Dataset rows
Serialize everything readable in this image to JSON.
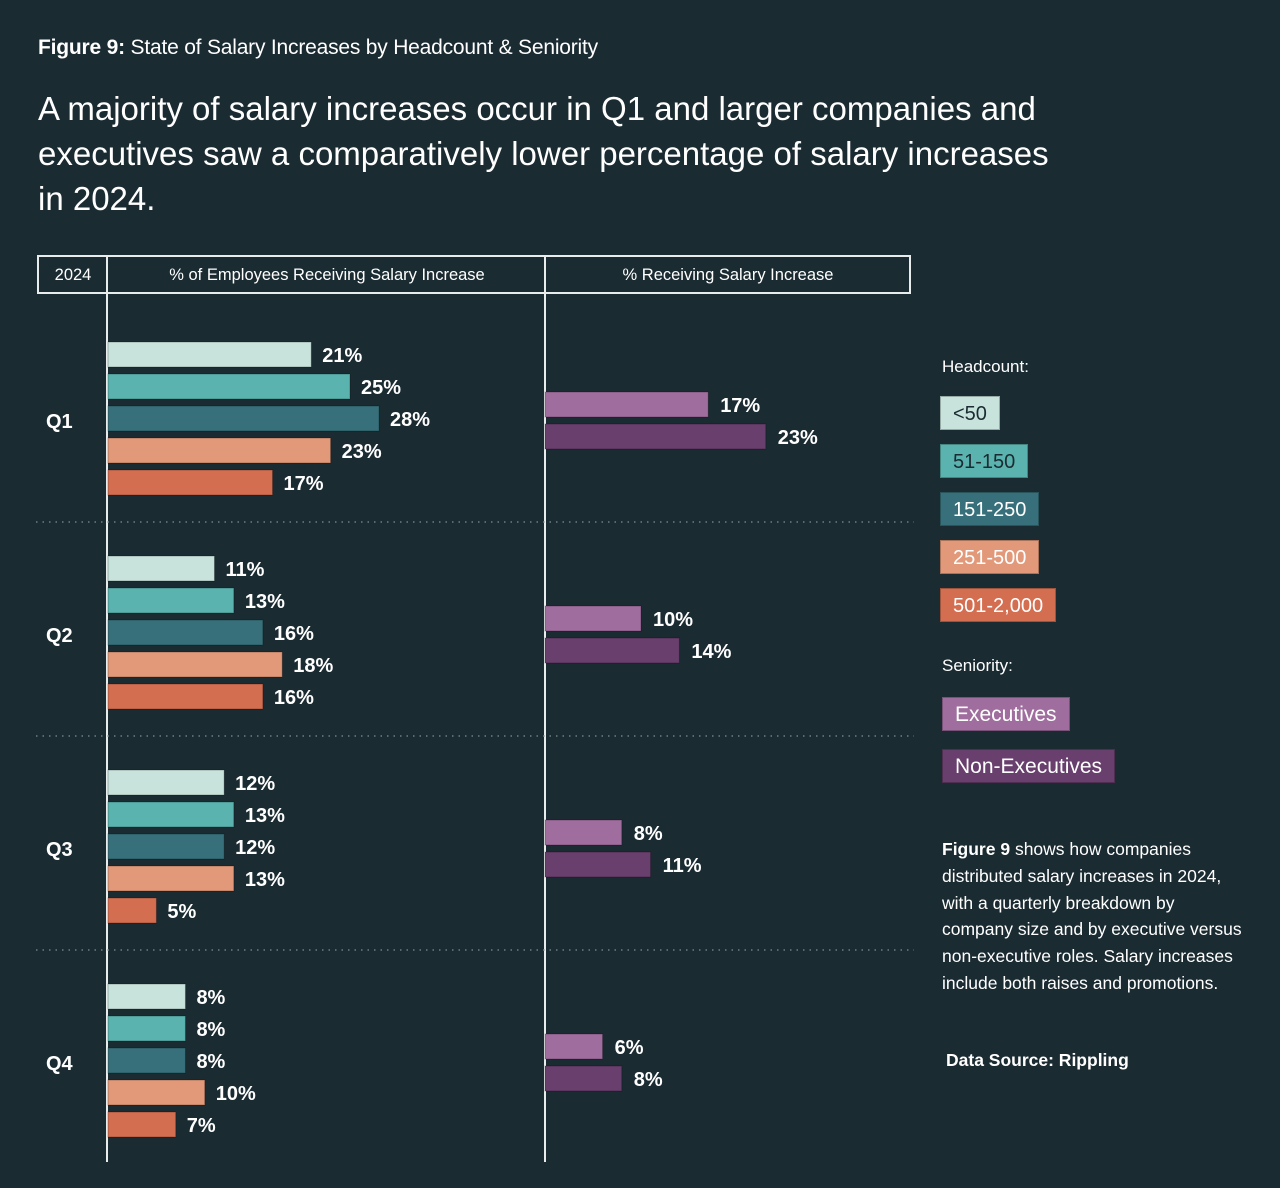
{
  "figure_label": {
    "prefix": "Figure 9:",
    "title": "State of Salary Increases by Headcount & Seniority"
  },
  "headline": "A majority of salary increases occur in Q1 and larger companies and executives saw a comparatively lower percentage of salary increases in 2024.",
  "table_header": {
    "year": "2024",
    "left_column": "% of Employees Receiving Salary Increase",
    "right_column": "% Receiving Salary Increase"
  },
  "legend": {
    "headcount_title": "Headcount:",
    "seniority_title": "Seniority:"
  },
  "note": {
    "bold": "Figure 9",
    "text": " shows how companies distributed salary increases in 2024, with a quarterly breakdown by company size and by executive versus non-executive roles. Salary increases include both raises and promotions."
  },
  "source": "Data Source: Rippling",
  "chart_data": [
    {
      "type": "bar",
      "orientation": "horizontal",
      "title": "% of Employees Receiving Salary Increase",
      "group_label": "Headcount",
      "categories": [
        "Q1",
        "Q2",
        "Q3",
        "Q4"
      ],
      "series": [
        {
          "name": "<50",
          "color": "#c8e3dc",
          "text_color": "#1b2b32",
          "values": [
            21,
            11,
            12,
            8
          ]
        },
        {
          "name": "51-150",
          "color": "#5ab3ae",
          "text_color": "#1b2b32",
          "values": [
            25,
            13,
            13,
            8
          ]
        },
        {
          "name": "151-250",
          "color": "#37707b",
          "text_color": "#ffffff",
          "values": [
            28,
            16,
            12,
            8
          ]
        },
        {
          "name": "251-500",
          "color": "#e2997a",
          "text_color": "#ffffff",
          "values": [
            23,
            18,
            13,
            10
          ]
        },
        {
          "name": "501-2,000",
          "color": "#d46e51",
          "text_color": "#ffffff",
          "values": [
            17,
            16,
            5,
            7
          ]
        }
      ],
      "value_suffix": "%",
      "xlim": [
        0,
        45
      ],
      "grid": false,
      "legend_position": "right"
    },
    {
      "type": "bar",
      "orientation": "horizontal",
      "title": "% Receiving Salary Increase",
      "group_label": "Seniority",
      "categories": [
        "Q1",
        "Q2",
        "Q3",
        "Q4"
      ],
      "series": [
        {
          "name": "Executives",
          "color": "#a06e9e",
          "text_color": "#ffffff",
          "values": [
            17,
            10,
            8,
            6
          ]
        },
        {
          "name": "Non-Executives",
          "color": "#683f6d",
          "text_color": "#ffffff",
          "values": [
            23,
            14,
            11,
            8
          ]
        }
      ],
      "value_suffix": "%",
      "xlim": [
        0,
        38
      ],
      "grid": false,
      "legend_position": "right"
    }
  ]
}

Problem requirements
Report only the number of lines that hold the string "Receiving" in this listing.

Task answer
4